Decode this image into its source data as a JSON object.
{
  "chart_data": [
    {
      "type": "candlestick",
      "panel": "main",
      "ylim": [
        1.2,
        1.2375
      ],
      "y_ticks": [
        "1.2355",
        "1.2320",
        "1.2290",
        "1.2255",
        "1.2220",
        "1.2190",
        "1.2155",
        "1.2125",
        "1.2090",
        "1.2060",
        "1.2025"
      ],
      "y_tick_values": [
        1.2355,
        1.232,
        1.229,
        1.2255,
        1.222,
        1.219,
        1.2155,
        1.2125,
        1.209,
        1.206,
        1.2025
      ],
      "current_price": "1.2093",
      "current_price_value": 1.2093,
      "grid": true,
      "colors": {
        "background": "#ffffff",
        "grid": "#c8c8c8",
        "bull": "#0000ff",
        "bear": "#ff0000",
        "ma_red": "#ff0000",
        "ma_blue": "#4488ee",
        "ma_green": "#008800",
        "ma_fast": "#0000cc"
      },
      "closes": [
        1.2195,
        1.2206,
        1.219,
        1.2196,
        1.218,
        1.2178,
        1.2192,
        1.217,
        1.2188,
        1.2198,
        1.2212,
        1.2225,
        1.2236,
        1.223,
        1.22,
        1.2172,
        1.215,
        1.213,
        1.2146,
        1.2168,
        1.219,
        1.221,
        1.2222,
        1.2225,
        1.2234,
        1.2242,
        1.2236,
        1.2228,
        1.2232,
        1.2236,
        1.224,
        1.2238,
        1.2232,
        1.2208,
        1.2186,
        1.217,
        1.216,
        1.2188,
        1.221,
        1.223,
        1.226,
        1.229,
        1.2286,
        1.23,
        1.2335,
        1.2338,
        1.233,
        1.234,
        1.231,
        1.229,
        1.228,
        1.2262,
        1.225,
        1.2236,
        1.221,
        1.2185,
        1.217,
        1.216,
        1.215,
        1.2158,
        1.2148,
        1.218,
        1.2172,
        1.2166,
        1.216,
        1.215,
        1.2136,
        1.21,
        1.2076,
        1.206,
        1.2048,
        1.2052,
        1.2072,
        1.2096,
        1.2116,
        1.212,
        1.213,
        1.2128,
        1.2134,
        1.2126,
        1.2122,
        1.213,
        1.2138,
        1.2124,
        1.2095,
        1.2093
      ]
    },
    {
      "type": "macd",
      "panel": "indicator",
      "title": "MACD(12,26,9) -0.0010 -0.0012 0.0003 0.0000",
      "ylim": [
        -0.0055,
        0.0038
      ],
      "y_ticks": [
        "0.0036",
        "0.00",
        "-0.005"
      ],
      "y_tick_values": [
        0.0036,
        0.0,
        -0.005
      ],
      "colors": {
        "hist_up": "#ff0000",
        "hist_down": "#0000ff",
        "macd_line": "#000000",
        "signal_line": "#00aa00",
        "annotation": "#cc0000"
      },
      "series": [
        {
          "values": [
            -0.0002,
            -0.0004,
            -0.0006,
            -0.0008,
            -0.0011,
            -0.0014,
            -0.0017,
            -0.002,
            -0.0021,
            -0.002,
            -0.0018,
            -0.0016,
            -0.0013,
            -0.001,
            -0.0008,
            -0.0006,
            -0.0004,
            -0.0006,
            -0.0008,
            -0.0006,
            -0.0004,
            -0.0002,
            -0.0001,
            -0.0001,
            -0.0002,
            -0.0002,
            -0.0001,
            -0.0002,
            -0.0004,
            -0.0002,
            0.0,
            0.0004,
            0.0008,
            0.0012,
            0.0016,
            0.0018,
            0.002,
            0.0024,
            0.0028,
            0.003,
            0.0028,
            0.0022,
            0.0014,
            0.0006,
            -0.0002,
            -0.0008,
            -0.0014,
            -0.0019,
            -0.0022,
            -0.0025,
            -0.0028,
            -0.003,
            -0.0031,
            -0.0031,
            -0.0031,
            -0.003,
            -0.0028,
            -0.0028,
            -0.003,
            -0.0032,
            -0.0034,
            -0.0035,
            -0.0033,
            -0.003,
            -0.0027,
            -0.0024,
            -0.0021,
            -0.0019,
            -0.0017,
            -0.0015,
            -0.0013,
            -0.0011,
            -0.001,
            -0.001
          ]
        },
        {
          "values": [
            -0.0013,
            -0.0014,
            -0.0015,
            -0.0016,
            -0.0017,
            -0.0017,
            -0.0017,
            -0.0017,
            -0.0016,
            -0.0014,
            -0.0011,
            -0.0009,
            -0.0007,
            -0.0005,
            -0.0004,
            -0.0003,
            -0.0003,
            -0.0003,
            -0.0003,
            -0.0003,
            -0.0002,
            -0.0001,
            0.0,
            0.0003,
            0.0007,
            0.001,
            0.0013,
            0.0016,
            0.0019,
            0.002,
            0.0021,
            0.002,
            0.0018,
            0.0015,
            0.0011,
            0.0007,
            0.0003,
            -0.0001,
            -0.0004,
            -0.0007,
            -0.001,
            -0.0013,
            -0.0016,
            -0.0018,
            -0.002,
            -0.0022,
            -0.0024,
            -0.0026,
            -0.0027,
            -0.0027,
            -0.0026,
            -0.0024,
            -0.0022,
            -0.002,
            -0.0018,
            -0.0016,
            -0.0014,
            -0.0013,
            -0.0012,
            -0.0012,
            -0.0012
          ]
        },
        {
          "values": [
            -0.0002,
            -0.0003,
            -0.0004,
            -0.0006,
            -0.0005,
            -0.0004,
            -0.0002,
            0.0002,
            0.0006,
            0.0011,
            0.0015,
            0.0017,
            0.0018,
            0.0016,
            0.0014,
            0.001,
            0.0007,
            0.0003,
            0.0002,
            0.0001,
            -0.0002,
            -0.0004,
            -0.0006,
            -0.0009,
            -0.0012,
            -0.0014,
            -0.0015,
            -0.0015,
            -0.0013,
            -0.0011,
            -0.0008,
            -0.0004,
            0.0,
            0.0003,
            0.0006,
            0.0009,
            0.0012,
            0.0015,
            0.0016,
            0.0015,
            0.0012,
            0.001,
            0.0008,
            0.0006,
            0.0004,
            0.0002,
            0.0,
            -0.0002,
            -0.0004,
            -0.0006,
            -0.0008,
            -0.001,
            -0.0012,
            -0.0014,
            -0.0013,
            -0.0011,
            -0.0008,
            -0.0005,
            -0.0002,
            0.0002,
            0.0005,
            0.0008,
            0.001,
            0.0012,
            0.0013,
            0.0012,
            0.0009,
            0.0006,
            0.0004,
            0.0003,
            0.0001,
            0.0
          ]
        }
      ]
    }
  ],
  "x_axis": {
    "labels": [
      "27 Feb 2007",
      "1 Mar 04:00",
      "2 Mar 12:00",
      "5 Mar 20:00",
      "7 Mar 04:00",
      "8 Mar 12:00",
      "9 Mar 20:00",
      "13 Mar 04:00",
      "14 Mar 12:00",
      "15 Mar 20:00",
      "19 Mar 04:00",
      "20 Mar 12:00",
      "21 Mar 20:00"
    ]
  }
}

┄┄┄┄┄┄

__WHAT TO WORK ON__.
Each line of the material should be duplicated exactly, please.

__WORKED ANSWER__.
Decode this image into its source data as a JSON object.
{
  "chart_data": [
    {
      "type": "candlestick",
      "panel": "main",
      "ylim": [
        1.2,
        1.2375
      ],
      "y_ticks": [
        "1.2355",
        "1.2320",
        "1.2290",
        "1.2255",
        "1.2220",
        "1.2190",
        "1.2155",
        "1.2125",
        "1.2090",
        "1.2060",
        "1.2025"
      ],
      "y_tick_values": [
        1.2355,
        1.232,
        1.229,
        1.2255,
        1.222,
        1.219,
        1.2155,
        1.2125,
        1.209,
        1.206,
        1.2025
      ],
      "current_price": "1.2093",
      "current_price_value": 1.2093,
      "grid": true,
      "colors": {
        "background": "#ffffff",
        "grid": "#c8c8c8",
        "bull": "#0000ff",
        "bear": "#ff0000",
        "ma_red": "#ff0000",
        "ma_blue": "#4488ee",
        "ma_green": "#008800",
        "ma_fast": "#0000cc"
      },
      "closes": [
        1.2195,
        1.2206,
        1.219,
        1.2196,
        1.218,
        1.2178,
        1.2192,
        1.217,
        1.2188,
        1.2198,
        1.2212,
        1.2225,
        1.2236,
        1.223,
        1.22,
        1.2172,
        1.215,
        1.213,
        1.2146,
        1.2168,
        1.219,
        1.221,
        1.2222,
        1.2225,
        1.2234,
        1.2242,
        1.2236,
        1.2228,
        1.2232,
        1.2236,
        1.224,
        1.2238,
        1.2232,
        1.2208,
        1.2186,
        1.217,
        1.216,
        1.2188,
        1.221,
        1.223,
        1.226,
        1.229,
        1.2286,
        1.23,
        1.2335,
        1.2338,
        1.233,
        1.234,
        1.231,
        1.229,
        1.228,
        1.2262,
        1.225,
        1.2236,
        1.221,
        1.2185,
        1.217,
        1.216,
        1.215,
        1.2158,
        1.2148,
        1.218,
        1.2172,
        1.2166,
        1.216,
        1.215,
        1.2136,
        1.21,
        1.2076,
        1.206,
        1.2048,
        1.2052,
        1.2072,
        1.2096,
        1.2116,
        1.212,
        1.213,
        1.2128,
        1.2134,
        1.2126,
        1.2122,
        1.213,
        1.2138,
        1.2124,
        1.2095,
        1.2093
      ]
    },
    {
      "type": "macd",
      "panel": "indicator",
      "title": "MACD(12,26,9) -0.0010 -0.0012 0.0003 0.0000",
      "ylim": [
        -0.0055,
        0.0038
      ],
      "y_ticks": [
        "0.0036",
        "0.00",
        "-0.005"
      ],
      "y_tick_values": [
        0.0036,
        0.0,
        -0.005
      ],
      "colors": {
        "hist_up": "#ff0000",
        "hist_down": "#0000ff",
        "macd_line": "#000000",
        "signal_line": "#00aa00",
        "annotation": "#cc0000"
      },
      "series": [
        {
          "values": [
            -0.0002,
            -0.0004,
            -0.0006,
            -0.0008,
            -0.0011,
            -0.0014,
            -0.0017,
            -0.002,
            -0.0021,
            -0.002,
            -0.0018,
            -0.0016,
            -0.0013,
            -0.001,
            -0.0008,
            -0.0006,
            -0.0004,
            -0.0006,
            -0.0008,
            -0.0006,
            -0.0004,
            -0.0002,
            -0.0001,
            -0.0001,
            -0.0002,
            -0.0002,
            -0.0001,
            -0.0002,
            -0.0004,
            -0.0002,
            0.0,
            0.0004,
            0.0008,
            0.0012,
            0.0016,
            0.0018,
            0.002,
            0.0024,
            0.0028,
            0.003,
            0.0028,
            0.0022,
            0.0014,
            0.0006,
            -0.0002,
            -0.0008,
            -0.0014,
            -0.0019,
            -0.0022,
            -0.0025,
            -0.0028,
            -0.003,
            -0.0031,
            -0.0031,
            -0.0031,
            -0.003,
            -0.0028,
            -0.0028,
            -0.003,
            -0.0032,
            -0.0034,
            -0.0035,
            -0.0033,
            -0.003,
            -0.0027,
            -0.0024,
            -0.0021,
            -0.0019,
            -0.0017,
            -0.0015,
            -0.0013,
            -0.0011,
            -0.001,
            -0.001
          ]
        },
        {
          "values": [
            -0.0013,
            -0.0014,
            -0.0015,
            -0.0016,
            -0.0017,
            -0.0017,
            -0.0017,
            -0.0017,
            -0.0016,
            -0.0014,
            -0.0011,
            -0.0009,
            -0.0007,
            -0.0005,
            -0.0004,
            -0.0003,
            -0.0003,
            -0.0003,
            -0.0003,
            -0.0003,
            -0.0002,
            -0.0001,
            0.0,
            0.0003,
            0.0007,
            0.001,
            0.0013,
            0.0016,
            0.0019,
            0.002,
            0.0021,
            0.002,
            0.0018,
            0.0015,
            0.0011,
            0.0007,
            0.0003,
            -0.0001,
            -0.0004,
            -0.0007,
            -0.001,
            -0.0013,
            -0.0016,
            -0.0018,
            -0.002,
            -0.0022,
            -0.0024,
            -0.0026,
            -0.0027,
            -0.0027,
            -0.0026,
            -0.0024,
            -0.0022,
            -0.002,
            -0.0018,
            -0.0016,
            -0.0014,
            -0.0013,
            -0.0012,
            -0.0012,
            -0.0012
          ]
        },
        {
          "values": [
            -0.0002,
            -0.0003,
            -0.0004,
            -0.0006,
            -0.0005,
            -0.0004,
            -0.0002,
            0.0002,
            0.0006,
            0.0011,
            0.0015,
            0.0017,
            0.0018,
            0.0016,
            0.0014,
            0.001,
            0.0007,
            0.0003,
            0.0002,
            0.0001,
            -0.0002,
            -0.0004,
            -0.0006,
            -0.0009,
            -0.0012,
            -0.0014,
            -0.0015,
            -0.0015,
            -0.0013,
            -0.0011,
            -0.0008,
            -0.0004,
            0.0,
            0.0003,
            0.0006,
            0.0009,
            0.0012,
            0.0015,
            0.0016,
            0.0015,
            0.0012,
            0.001,
            0.0008,
            0.0006,
            0.0004,
            0.0002,
            0.0,
            -0.0002,
            -0.0004,
            -0.0006,
            -0.0008,
            -0.001,
            -0.0012,
            -0.0014,
            -0.0013,
            -0.0011,
            -0.0008,
            -0.0005,
            -0.0002,
            0.0002,
            0.0005,
            0.0008,
            0.001,
            0.0012,
            0.0013,
            0.0012,
            0.0009,
            0.0006,
            0.0004,
            0.0003,
            0.0001,
            0.0
          ]
        }
      ]
    }
  ],
  "x_axis": {
    "labels": [
      "27 Feb 2007",
      "1 Mar 04:00",
      "2 Mar 12:00",
      "5 Mar 20:00",
      "7 Mar 04:00",
      "8 Mar 12:00",
      "9 Mar 20:00",
      "13 Mar 04:00",
      "14 Mar 12:00",
      "15 Mar 20:00",
      "19 Mar 04:00",
      "20 Mar 12:00",
      "21 Mar 20:00"
    ]
  }
}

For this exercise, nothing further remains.